_Data provided_.
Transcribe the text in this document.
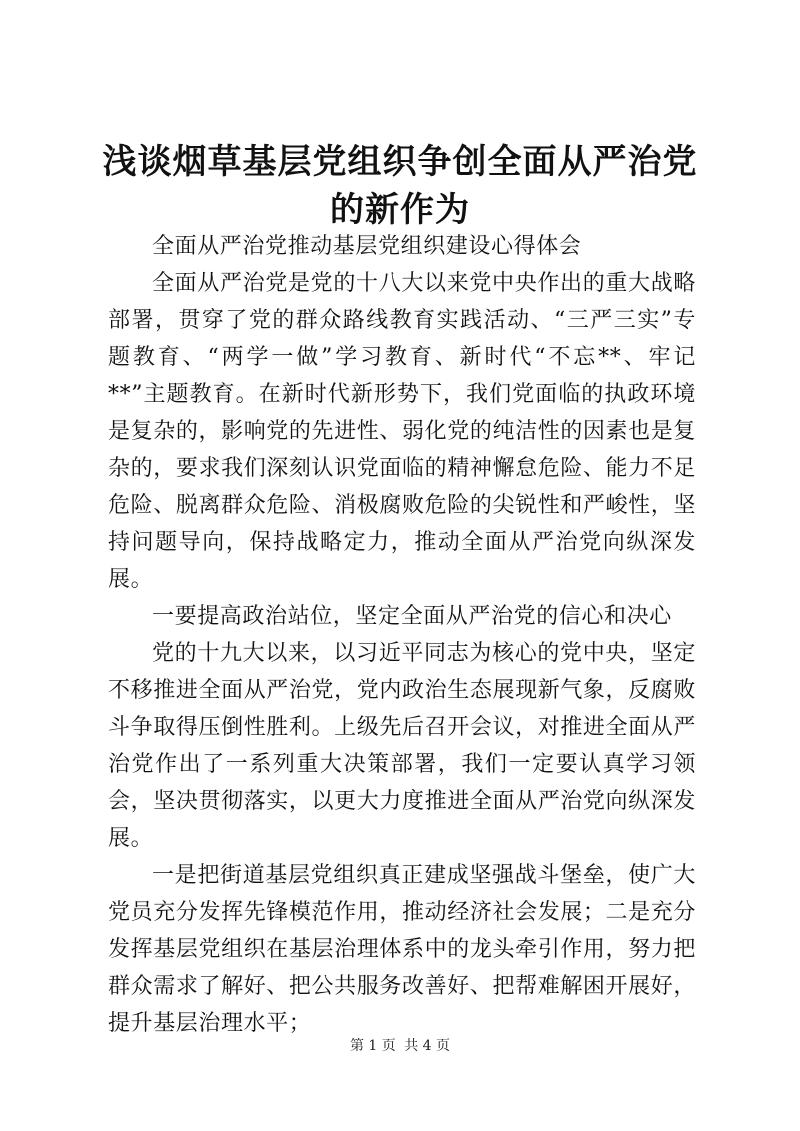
浅谈烟草基层党组织争创全面从严治党的新作为

全面从严治党推动基层党组织建设心得体会

全面从严治党是党的十八大以来党中央作出的重大战略部署，贯穿了党的群众路线教育实践活动、“三严三实”专题教育、“两学一做”学习教育、新时代“不忘**、牢记**”主题教育。在新时代新形势下，我们党面临的执政环境是复杂的，影响党的先进性、弱化党的纯洁性的因素也是复杂的，要求我们深刻认识党面临的精神懈怠危险、能力不足危险、脱离群众危险、消极腐败危险的尖锐性和严峻性，坚持问题导向，保持战略定力，推动全面从严治党向纵深发展。

一要提高政治站位，坚定全面从严治党的信心和决心

党的十九大以来，以习近平同志为核心的党中央，坚定不移推进全面从严治党，党内政治生态展现新气象，反腐败斗争取得压倒性胜利。上级先后召开会议，对推进全面从严治党作出了一系列重大决策部署，我们一定要认真学习领会，坚决贯彻落实，以更大力度推进全面从严治党向纵深发展。

一是把街道基层党组织真正建成坚强战斗堡垒，使广大党员充分发挥先锋模范作用，推动经济社会发展；二是充分发挥基层党组织在基层治理体系中的龙头牵引作用，努力把群众需求了解好、把公共服务改善好、把帮难解困开展好，提升基层治理水平；

第 1 页 共 4 页
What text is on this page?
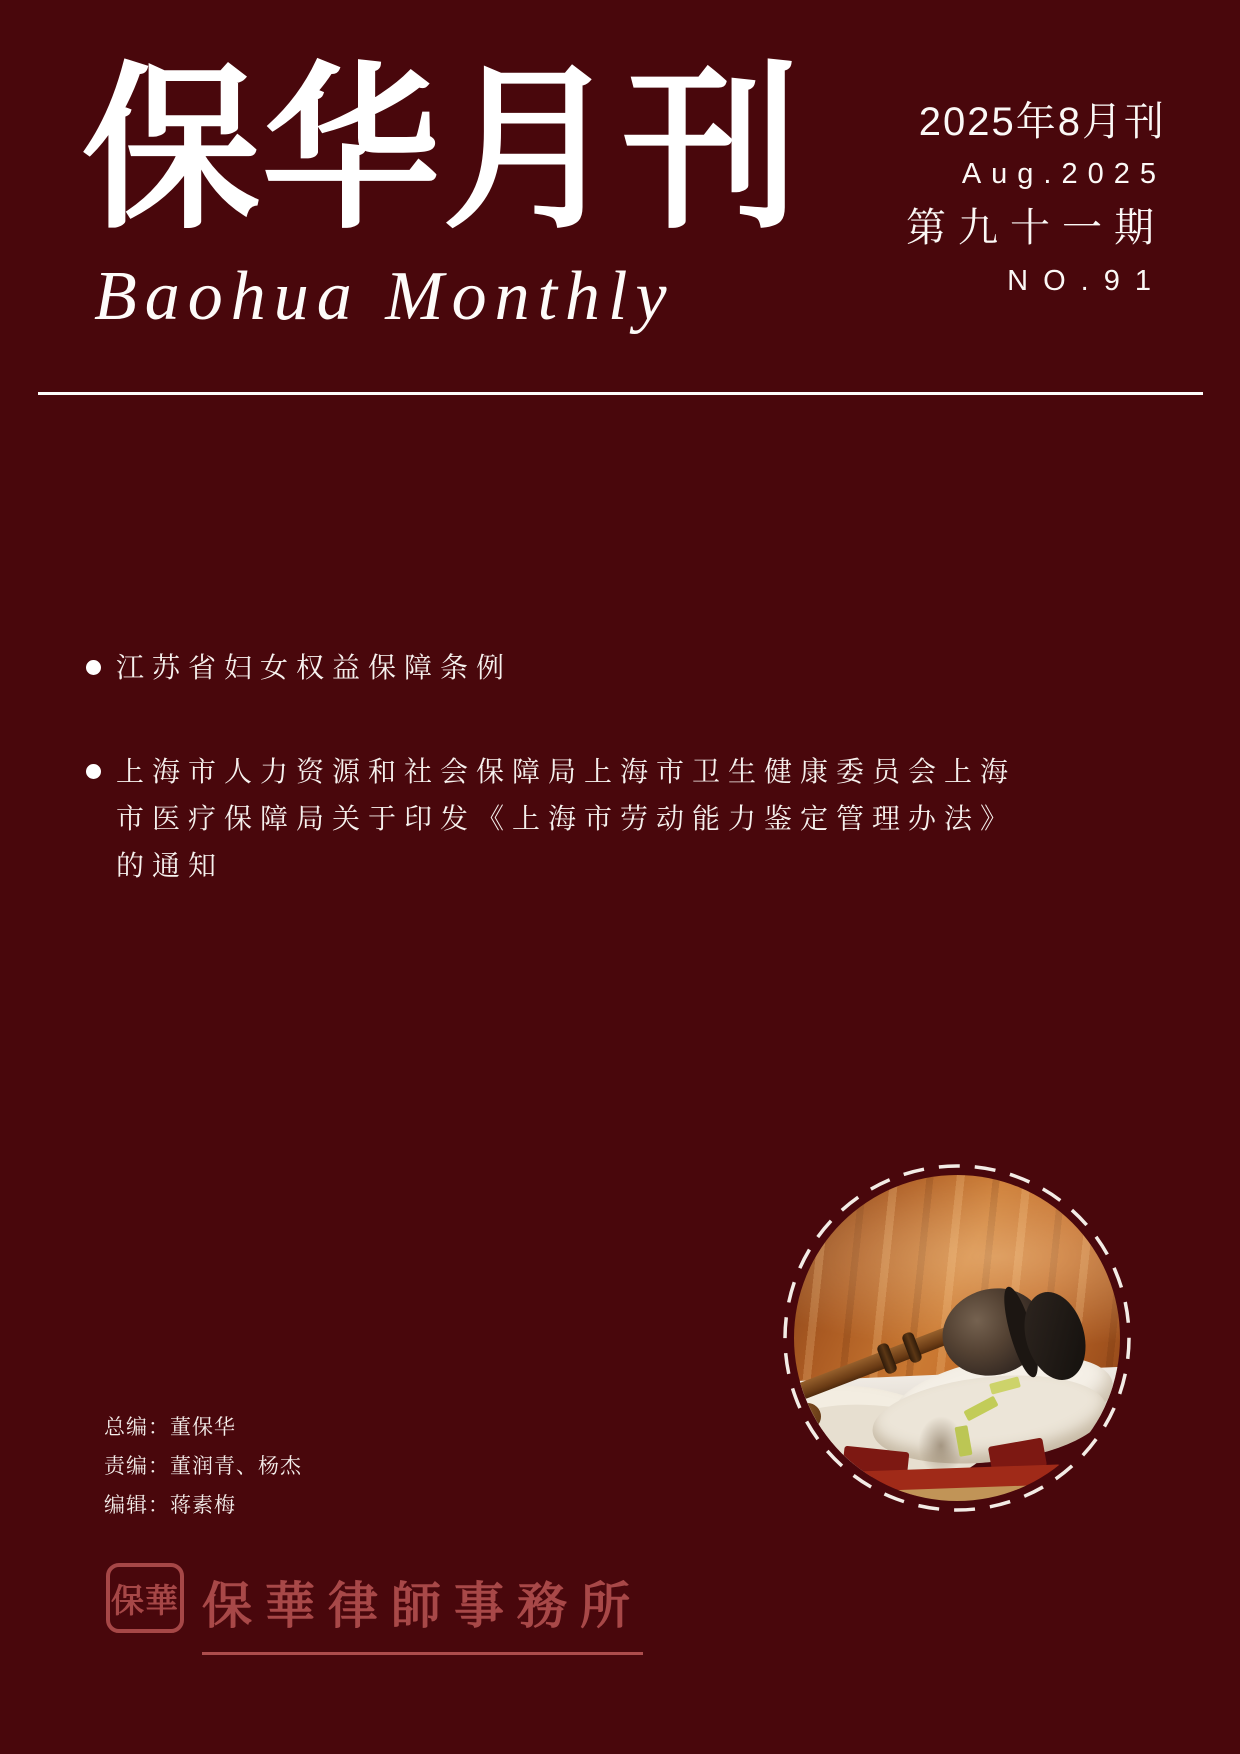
保华月刊
Baohua Monthly
2025年8月刊
Aug.2025
第九十一期
NO.91
江苏省妇女权益保障条例
上海市人力资源和社会保障局上海市卫生健康委员会上海市医疗保障局关于印发《上海市劳动能力鉴定管理办法》的通知
总编：董保华
责编：董润青、杨杰
编辑：蒋素梅
保華 保華律師事務所
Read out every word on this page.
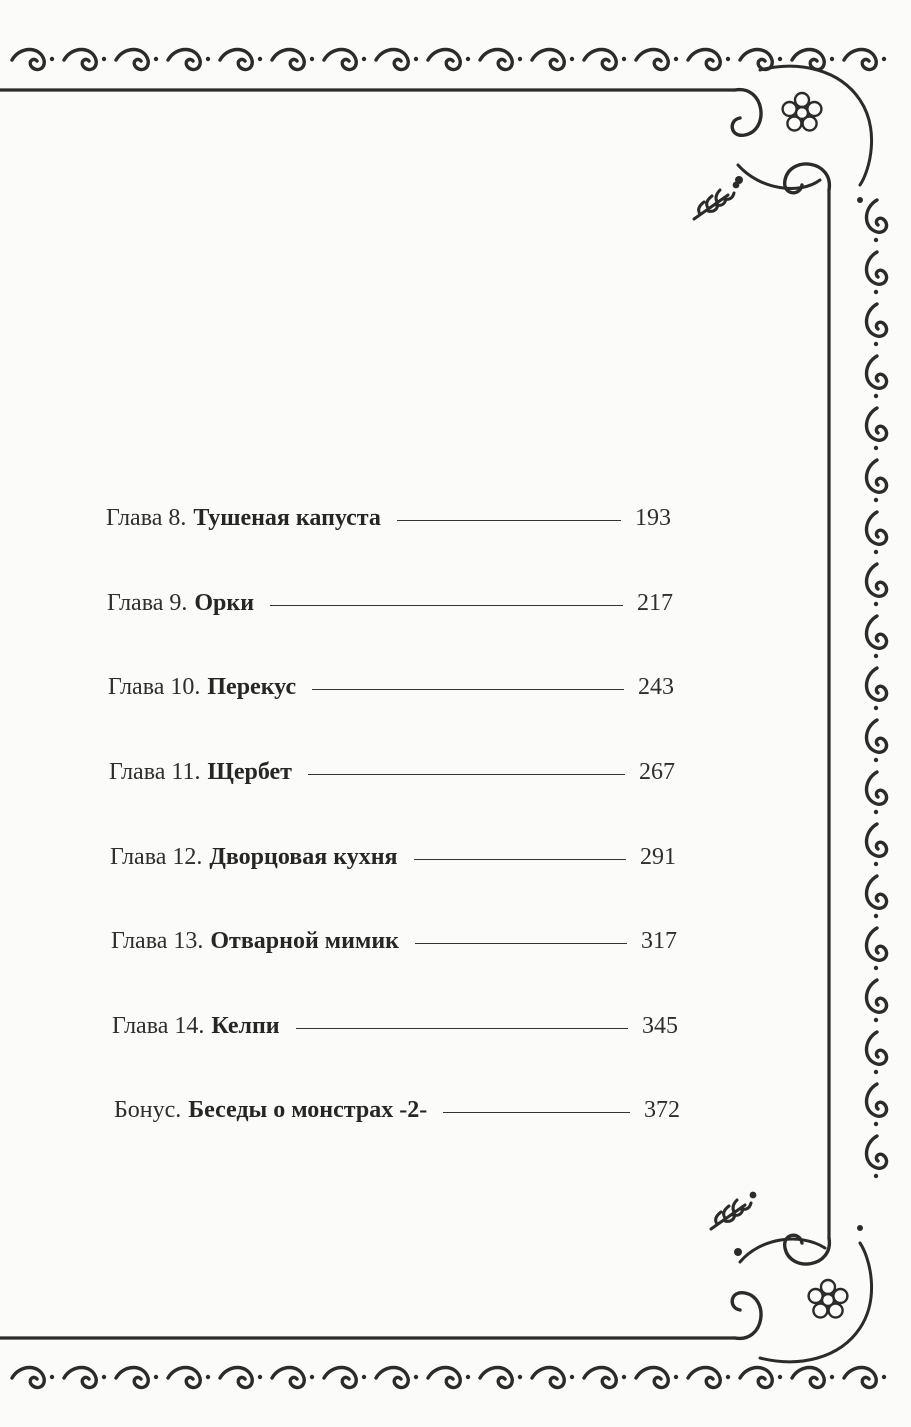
Глава 8. Тушеная капуста	193
Глава 9. Орки	217
Глава 10. Перекус	243
Глава 11. Щербет	267
Глава 12. Дворцовая кухня	291
Глава 13. Отварной мимик	317
Глава 14. Келпи	345
Бонус. Беседы о монстрах -2-	372
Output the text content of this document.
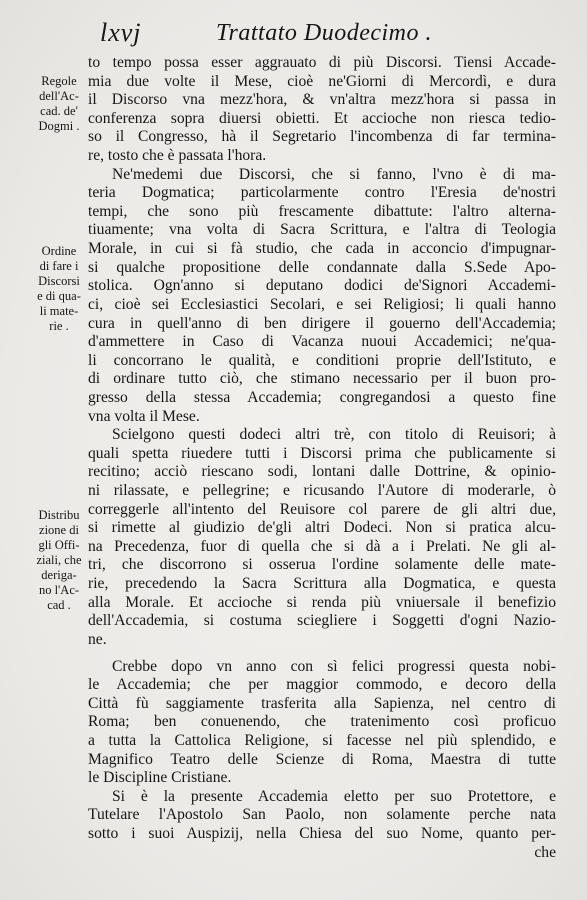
lxvj	Trattato Duodecimo .
Regole
dell'Ac-
cad. de'
Dogmi .
Ordine
di fare i
Discorsi
e di qua-
li mate-
rie .
Distribu
zione di
gli Offi-
ziali, che
deriga-
no l'Ac-
cad .
to tempo possa esser aggrauato di più Discorsi. Tiensi Accade-
mia due volte il Mese, cioè ne'Giorni di Mercordì, e dura
il Discorso vna mezz'hora, & vn'altra mezz'hora si passa in
conferenza sopra diuersi obietti. Et accioche non riesca tedio-
so il Congresso, hà il Segretario l'incombenza di far termina-
re, tosto che è passata l'hora.
Ne'medemi due Discorsi, che si fanno, l'vno è di ma-
teria Dogmatica; particolarmente contro l'Eresia de'nostri
tempi, che sono più frescamente dibattute: l'altro alterna-
tiuamente; vna volta di Sacra Scrittura, e l'altra di Teologia
Morale, in cui si fà studio, che cada in acconcio d'impugnar-
si qualche propositione delle condannate dalla S.Sede Apo-
stolica. Ogn'anno si deputano dodici de'Signori Accademi-
ci, cioè sei Ecclesiastici Secolari, e sei Religiosi; li quali hanno
cura in quell'anno di ben dirigere il gouerno dell'Accademia;
d'ammettere in Caso di Vacanza nuoui Accademici; ne'qua-
li concorrano le qualità, e conditioni proprie dell'Istituto, e
di ordinare tutto ciò, che stimano necessario per il buon pro-
gresso della stessa Accademia; congregandosi a questo fine
vna volta il Mese.
Scielgono questi dodeci altri trè, con titolo di Reuisori; à
quali spetta riuedere tutti i Discorsi prima che publicamente si
recitino; acciò riescano sodi, lontani dalle Dottrine, & opinio-
ni rilassate, e pellegrine; e ricusando l'Autore di moderarle, ò
correggerle all'intento del Reuisore col parere de gli altri due,
si rimette al giudizio de'gli altri Dodeci. Non si pratica alcu-
na Precedenza, fuor di quella che si dà a i Prelati. Ne gli al-
tri, che discorrono si osserua l'ordine solamente delle mate-
rie, precedendo la Sacra Scrittura alla Dogmatica, e questa
alla Morale. Et accioche si renda più vniuersale il benefizio
dell'Accademia, si costuma scieglierе i Soggetti d'ogni Nazio-
ne.
Crebbe dopo vn anno con sì felici progressi questa nobi-
le Accademia; che per maggior commodo, e decoro della
Città fù saggiamente trasferita alla Sapienza, nel centro di
Roma; ben conuenendo, che tratenimento così proficuo
a tutta la Cattolica Religione, si facesse nel più splendido, e
Magnifico Teatro delle Scienze di Roma, Maestra di tutte
le Discipline Cristiane.
Si è la presente Accademia eletto per suo Protettore, e
Tutelare l'Apostolo San Paolo, non solamente perche nata
sotto i suoi Auspizij, nella Chiesa del suo Nome, quanto per-
che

_Direction_. Write the listing above out again exactly, dropping each image.

_Response_.
Transcribe the text in this document.
浅谈烟草基层党组织争创全面从严治党的新作为

全面从严治党推动基层党组织建设心得体会

全面从严治党是党的十八大以来党中央作出的重大战略部署，贯穿了党的群众路线教育实践活动、“三严三实”专题教育、“两学一做”学习教育、新时代“不忘**、牢记**”主题教育。在新时代新形势下，我们党面临的执政环境是复杂的，影响党的先进性、弱化党的纯洁性的因素也是复杂的，要求我们深刻认识党面临的精神懈怠危险、能力不足危险、脱离群众危险、消极腐败危险的尖锐性和严峻性，坚持问题导向，保持战略定力，推动全面从严治党向纵深发展。

一要提高政治站位，坚定全面从严治党的信心和决心

党的十九大以来，以习近平同志为核心的党中央，坚定不移推进全面从严治党，党内政治生态展现新气象，反腐败斗争取得压倒性胜利。上级先后召开会议，对推进全面从严治党作出了一系列重大决策部署，我们一定要认真学习领会，坚决贯彻落实，以更大力度推进全面从严治党向纵深发展。

一是把街道基层党组织真正建成坚强战斗堡垒，使广大党员充分发挥先锋模范作用，推动经济社会发展；二是充分发挥基层党组织在基层治理体系中的龙头牵引作用，努力把群众需求了解好、把公共服务改善好、把帮难解困开展好，提升基层治理水平；

第 1 页 共 4 页
What text is on this page?
保华月刊
Baohua Monthly
2025年8月刊
Aug.2025
第九十一期
NO.91
江苏省妇女权益保障条例
上海市人力资源和社会保障局上海市卫生健康委员会上海市医疗保障局关于印发《上海市劳动能力鉴定管理办法》的通知
总编：董保华
责编：董润青、杨杰
编辑：蒋素梅
保華 保華律師事務所
Read out every word on this page.
Глава 8. Тушеная капуста	193
Глава 9. Орки	217
Глава 10. Перекус	243
Глава 11. Щербет	267
Глава 12. Дворцовая кухня	291
Глава 13. Отварной мимик	317
Глава 14. Келпи	345
Бонус. Беседы о монстрах -2-	372
Output the text content of this document.
lxvj	Trattato Duodecimo .
Regole
dell'Ac-
cad. de'
Dogmi .
Ordine
di fare i
Discorsi
e di qua-
li mate-
rie .
Distribu
zione di
gli Offi-
ziali, che
deriga-
no l'Ac-
cad .
to tempo possa esser aggrauato di più Discorsi. Tiensi Accade-
mia due volte il Mese, cioè ne'Giorni di Mercordì, e dura
il Discorso vna mezz'hora, & vn'altra mezz'hora si passa in
conferenza sopra diuersi obietti. Et accioche non riesca tedio-
so il Congresso, hà il Segretario l'incombenza di far termina-
re, tosto che è passata l'hora.
Ne'medemi due Discorsi, che si fanno, l'vno è di ma-
teria Dogmatica; particolarmente contro l'Eresia de'nostri
tempi, che sono più frescamente dibattute: l'altro alterna-
tiuamente; vna volta di Sacra Scrittura, e l'altra di Teologia
Morale, in cui si fà studio, che cada in acconcio d'impugnar-
si qualche propositione delle condannate dalla S.Sede Apo-
stolica. Ogn'anno si deputano dodici de'Signori Accademi-
ci, cioè sei Ecclesiastici Secolari, e sei Religiosi; li quali hanno
cura in quell'anno di ben dirigere il gouerno dell'Accademia;
d'ammettere in Caso di Vacanza nuoui Accademici; ne'qua-
li concorrano le qualità, e conditioni proprie dell'Istituto, e
di ordinare tutto ciò, che stimano necessario per il buon pro-
gresso della stessa Accademia; congregandosi a questo fine
vna volta il Mese.
Scielgono questi dodeci altri trè, con titolo di Reuisori; à
quali spetta riuedere tutti i Discorsi prima che publicamente si
recitino; acciò riescano sodi, lontani dalle Dottrine, & opinio-
ni rilassate, e pellegrine; e ricusando l'Autore di moderarle, ò
correggerle all'intento del Reuisore col parere de gli altri due,
si rimette al giudizio de'gli altri Dodeci. Non si pratica alcu-
na Precedenza, fuor di quella che si dà a i Prelati. Ne gli al-
tri, che discorrono si osserua l'ordine solamente delle mate-
rie, precedendo la Sacra Scrittura alla Dogmatica, e questa
alla Morale. Et accioche si renda più vniuersale il benefizio
dell'Accademia, si costuma scieglierе i Soggetti d'ogni Nazio-
ne.
Crebbe dopo vn anno con sì felici progressi questa nobi-
le Accademia; che per maggior commodo, e decoro della
Città fù saggiamente trasferita alla Sapienza, nel centro di
Roma; ben conuenendo, che tratenimento così proficuo
a tutta la Cattolica Religione, si facesse nel più splendido, e
Magnifico Teatro delle Scienze di Roma, Maestra di tutte
le Discipline Cristiane.
Si è la presente Accademia eletto per suo Protettore, e
Tutelare l'Apostolo San Paolo, non solamente perche nata
sotto i suoi Auspizij, nella Chiesa del suo Nome, quanto per-
che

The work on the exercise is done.